Dataset records
===============
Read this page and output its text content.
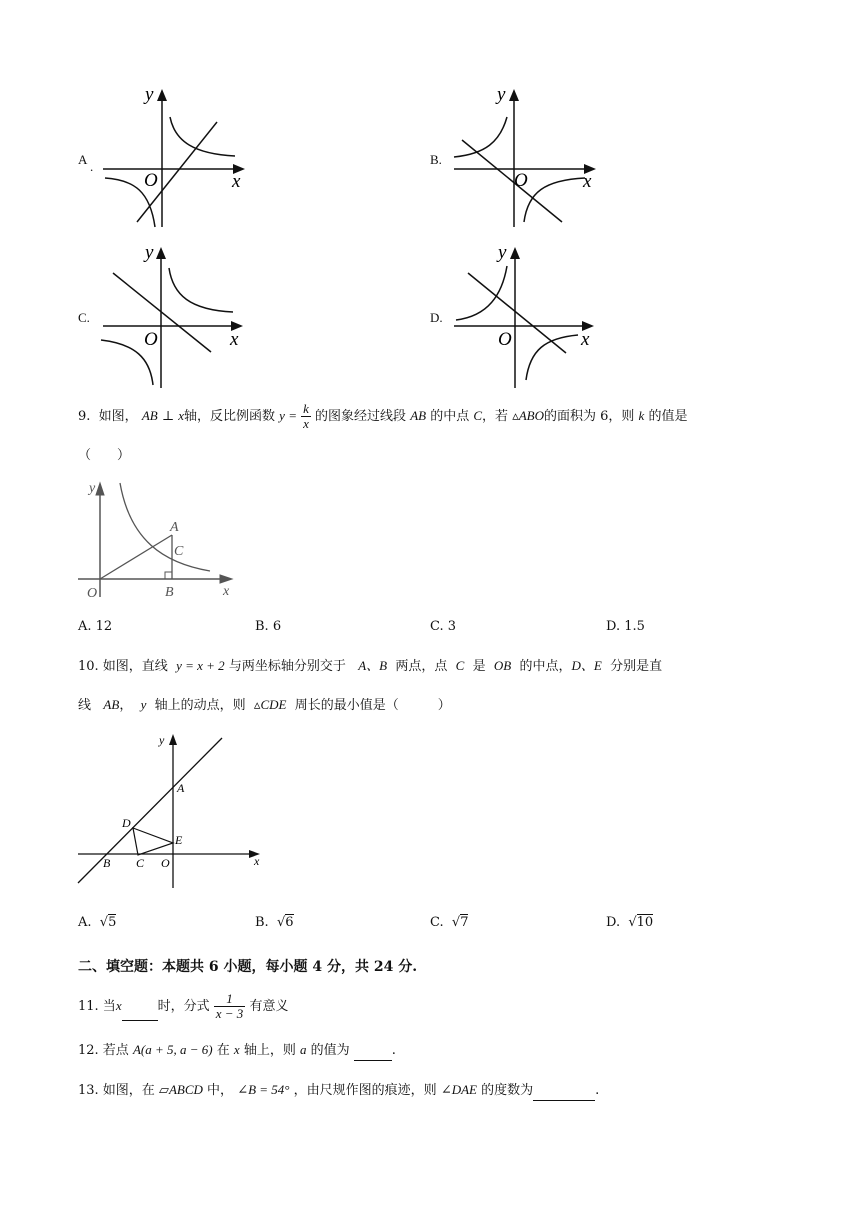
A .
y
x
O
B.
y
x
O
C.
y
x
O
D.
y
x
O
9. 如图， AB ⊥ x轴，反比例函数 $y = \frac{k}{x}$ 的图象经过线段 AB 的中点 C，若 ▵ABO的面积为 6，则 k 的值是
（　　）
y
x
O
A
B
C
A. 12	B. 6	C. 3	D. 1.5
10. 如图，直线 y = x + 2 与两坐标轴分别交于 A、B 两点，点 C 是 OB 的中点，D、E 分别是直
线 AB， y 轴上的动点，则 ▵CDE 周长的最小值是（　　　）
y
x
O
A
B C
D
E
A. √5	B. √6	C. √7	D. √10
二、填空题：本题共 6 小题，每小题 4 分，共 24 分.
11. 当x	时，分式 $\frac{1}{x - 3}$ 有意义
12. 若点 A(a + 5, a − 6) 在 x 轴上，则 a 的值为	.
13. 如图，在 ▱ABCD 中， ∠B = 54° ，由尺规作图的痕迹，则 ∠DAE 的度数为	.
===============
Copy the listing word for word, excluding its pictures.

_Task response_
Read this page and output its text content.
A .
y
x
O
B.
y
x
O
C.
y
x
O
D.
y
x
O
9. 如图， AB ⊥ x轴，反比例函数 $y = \frac{k}{x}$ 的图象经过线段 AB 的中点 C，若 ▵ABO的面积为 6，则 k 的值是
（　　）
y
x
O
A
B
C
A. 12	B. 6	C. 3	D. 1.5
10. 如图，直线 y = x + 2 与两坐标轴分别交于 A、B 两点，点 C 是 OB 的中点，D、E 分别是直
线 AB， y 轴上的动点，则 ▵CDE 周长的最小值是（　　　）
y
x
O
A
B C
D
E
A. √5	B. √6	C. √7	D. √10
二、填空题：本题共 6 小题，每小题 4 分，共 24 分.
11. 当x	时，分式 $\frac{1}{x - 3}$ 有意义
12. 若点 A(a + 5, a − 6) 在 x 轴上，则 a 的值为	.
13. 如图，在 ▱ABCD 中， ∠B = 54° ，由尺规作图的痕迹，则 ∠DAE 的度数为	.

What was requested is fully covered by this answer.